Short exercise
Transcribe the listing verbatim. Do not carry over any pictures.

----- Dataset records

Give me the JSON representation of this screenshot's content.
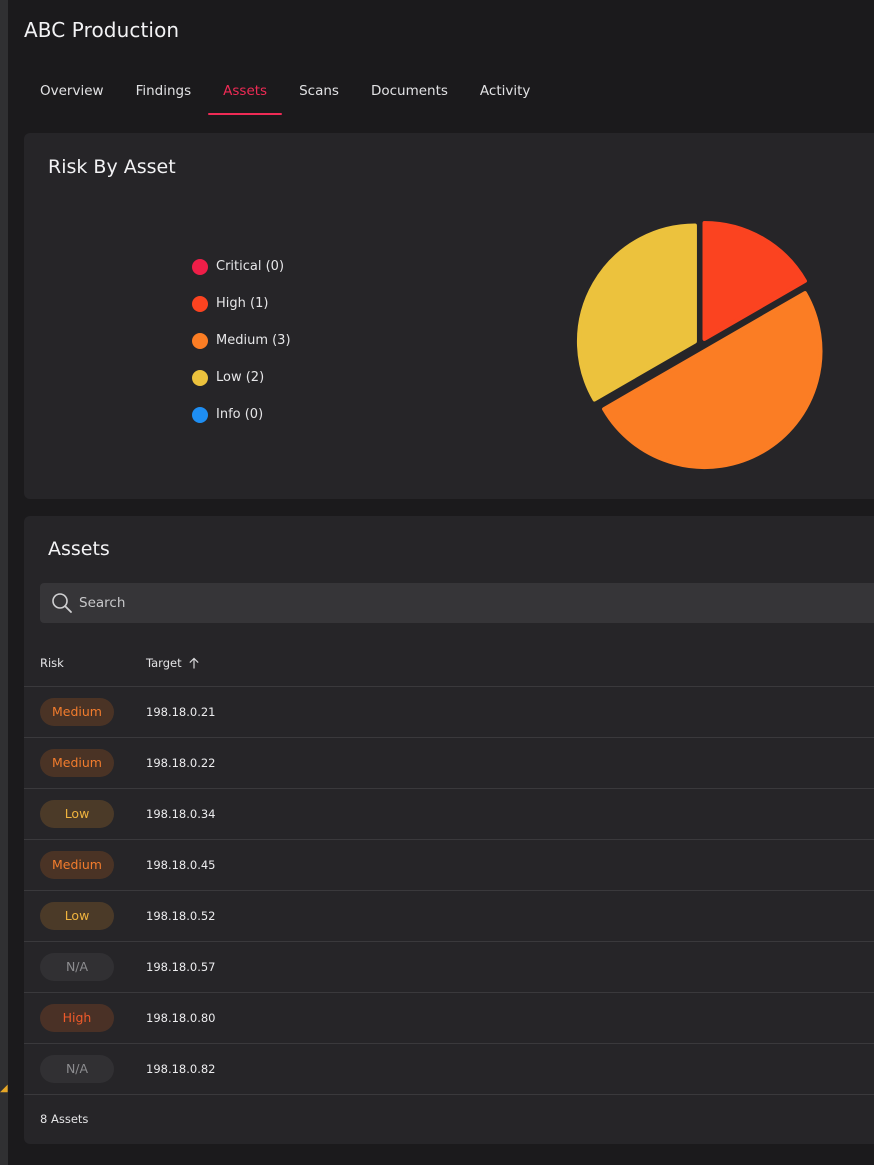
{
  "app": {
    "title": "ABC Production"
  },
  "tabs": [
    {
      "label": "Overview",
      "active": false
    },
    {
      "label": "Findings",
      "active": false
    },
    {
      "label": "Assets",
      "active": true
    },
    {
      "label": "Scans",
      "active": false
    },
    {
      "label": "Documents",
      "active": false
    },
    {
      "label": "Activity",
      "active": false
    }
  ],
  "risk_card": {
    "title": "Risk By Asset",
    "legend": [
      {
        "label": "Critical (0)",
        "color": "#ee1e48"
      },
      {
        "label": "High (1)",
        "color": "#fb4320"
      },
      {
        "label": "Medium (3)",
        "color": "#fb7d24"
      },
      {
        "label": "Low (2)",
        "color": "#ecc23d"
      },
      {
        "label": "Info (0)",
        "color": "#1e8ef3"
      }
    ]
  },
  "chart_data": {
    "type": "pie",
    "categories": [
      "Critical",
      "High",
      "Medium",
      "Low",
      "Info"
    ],
    "values": [
      0,
      1,
      3,
      2,
      0
    ],
    "colors": [
      "#ee1e48",
      "#fb4320",
      "#fb7d24",
      "#ecc23d",
      "#1e8ef3"
    ]
  },
  "assets_card": {
    "title": "Assets",
    "search": {
      "placeholder": "Search",
      "value": ""
    },
    "columns": {
      "risk": "Risk",
      "target": "Target"
    },
    "rows": [
      {
        "risk": "Medium",
        "level": "medium",
        "target": "198.18.0.21"
      },
      {
        "risk": "Medium",
        "level": "medium",
        "target": "198.18.0.22"
      },
      {
        "risk": "Low",
        "level": "low",
        "target": "198.18.0.34"
      },
      {
        "risk": "Medium",
        "level": "medium",
        "target": "198.18.0.45"
      },
      {
        "risk": "Low",
        "level": "low",
        "target": "198.18.0.52"
      },
      {
        "risk": "N/A",
        "level": "na",
        "target": "198.18.0.57"
      },
      {
        "risk": "High",
        "level": "high",
        "target": "198.18.0.80"
      },
      {
        "risk": "N/A",
        "level": "na",
        "target": "198.18.0.82"
      }
    ],
    "footer": "8 Assets"
  },
  "icons": {
    "search": "search-icon",
    "sort": "arrow-up-icon"
  }
}
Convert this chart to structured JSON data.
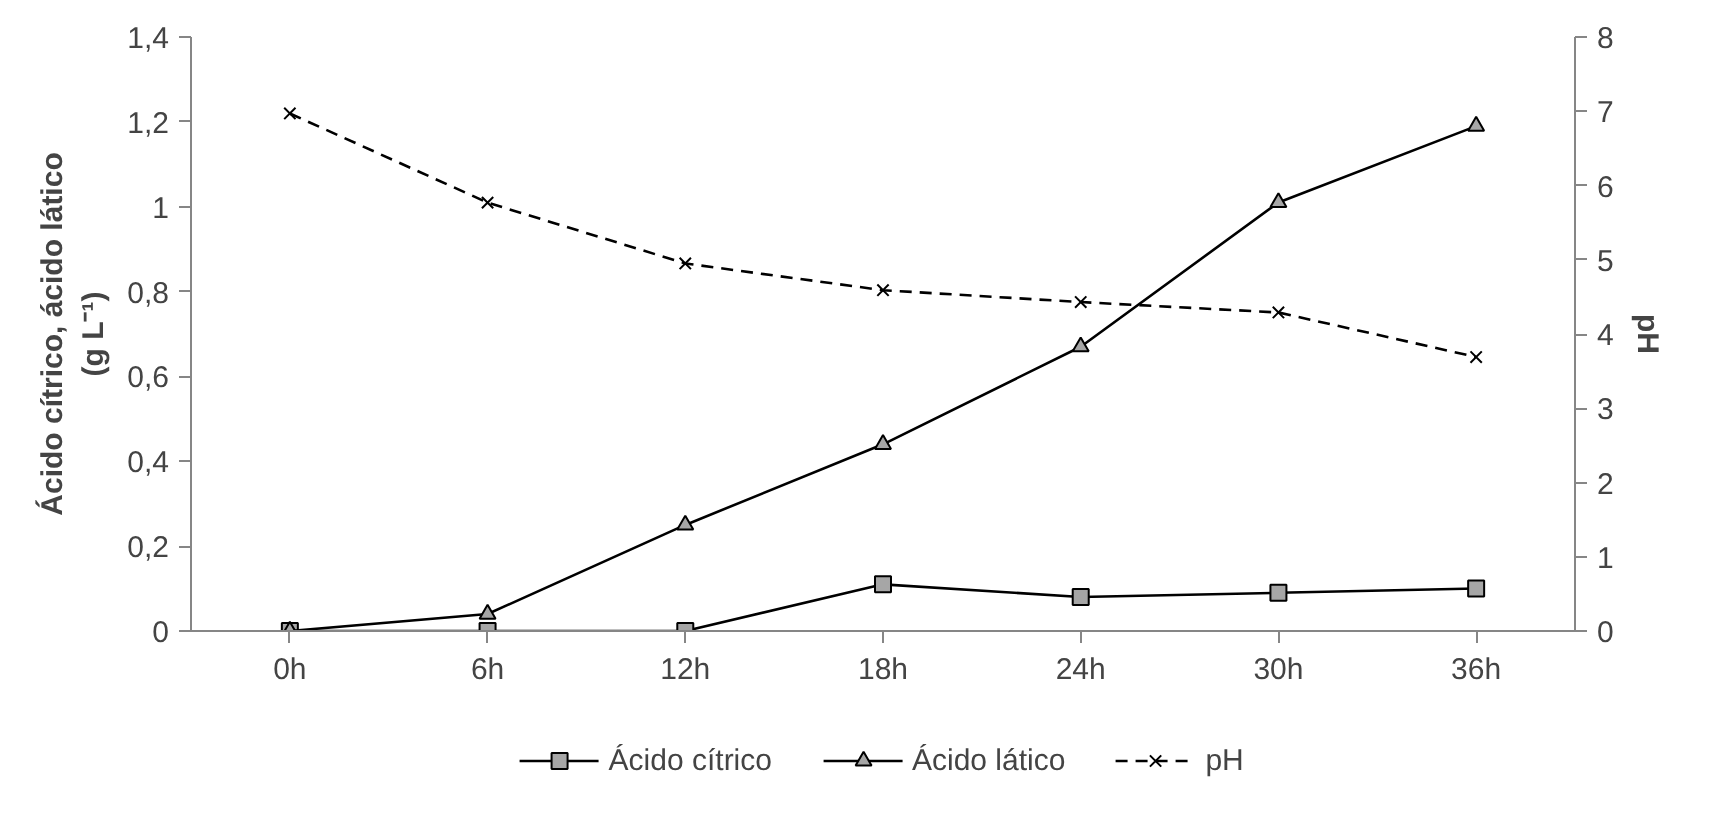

----------

Solution to the exercise
Give me the JSON representation of this screenshot's content.
{
  "app": {
    "title": "ABC Production"
  },
  "tabs": [
    {
      "label": "Overview",
      "active": false
    },
    {
      "label": "Findings",
      "active": false
    },
    {
      "label": "Assets",
      "active": true
    },
    {
      "label": "Scans",
      "active": false
    },
    {
      "label": "Documents",
      "active": false
    },
    {
      "label": "Activity",
      "active": false
    }
  ],
  "risk_card": {
    "title": "Risk By Asset",
    "legend": [
      {
        "label": "Critical (0)",
        "color": "#ee1e48"
      },
      {
        "label": "High (1)",
        "color": "#fb4320"
      },
      {
        "label": "Medium (3)",
        "color": "#fb7d24"
      },
      {
        "label": "Low (2)",
        "color": "#ecc23d"
      },
      {
        "label": "Info (0)",
        "color": "#1e8ef3"
      }
    ]
  },
  "chart_data": {
    "type": "pie",
    "categories": [
      "Critical",
      "High",
      "Medium",
      "Low",
      "Info"
    ],
    "values": [
      0,
      1,
      3,
      2,
      0
    ],
    "colors": [
      "#ee1e48",
      "#fb4320",
      "#fb7d24",
      "#ecc23d",
      "#1e8ef3"
    ]
  },
  "assets_card": {
    "title": "Assets",
    "search": {
      "placeholder": "Search",
      "value": ""
    },
    "columns": {
      "risk": "Risk",
      "target": "Target"
    },
    "rows": [
      {
        "risk": "Medium",
        "level": "medium",
        "target": "198.18.0.21"
      },
      {
        "risk": "Medium",
        "level": "medium",
        "target": "198.18.0.22"
      },
      {
        "risk": "Low",
        "level": "low",
        "target": "198.18.0.34"
      },
      {
        "risk": "Medium",
        "level": "medium",
        "target": "198.18.0.45"
      },
      {
        "risk": "Low",
        "level": "low",
        "target": "198.18.0.52"
      },
      {
        "risk": "N/A",
        "level": "na",
        "target": "198.18.0.57"
      },
      {
        "risk": "High",
        "level": "high",
        "target": "198.18.0.80"
      },
      {
        "risk": "N/A",
        "level": "na",
        "target": "198.18.0.82"
      }
    ],
    "footer": "8 Assets"
  },
  "icons": {
    "search": "search-icon",
    "sort": "arrow-up-icon"
  }
}
Convert this chart to structured JSON data.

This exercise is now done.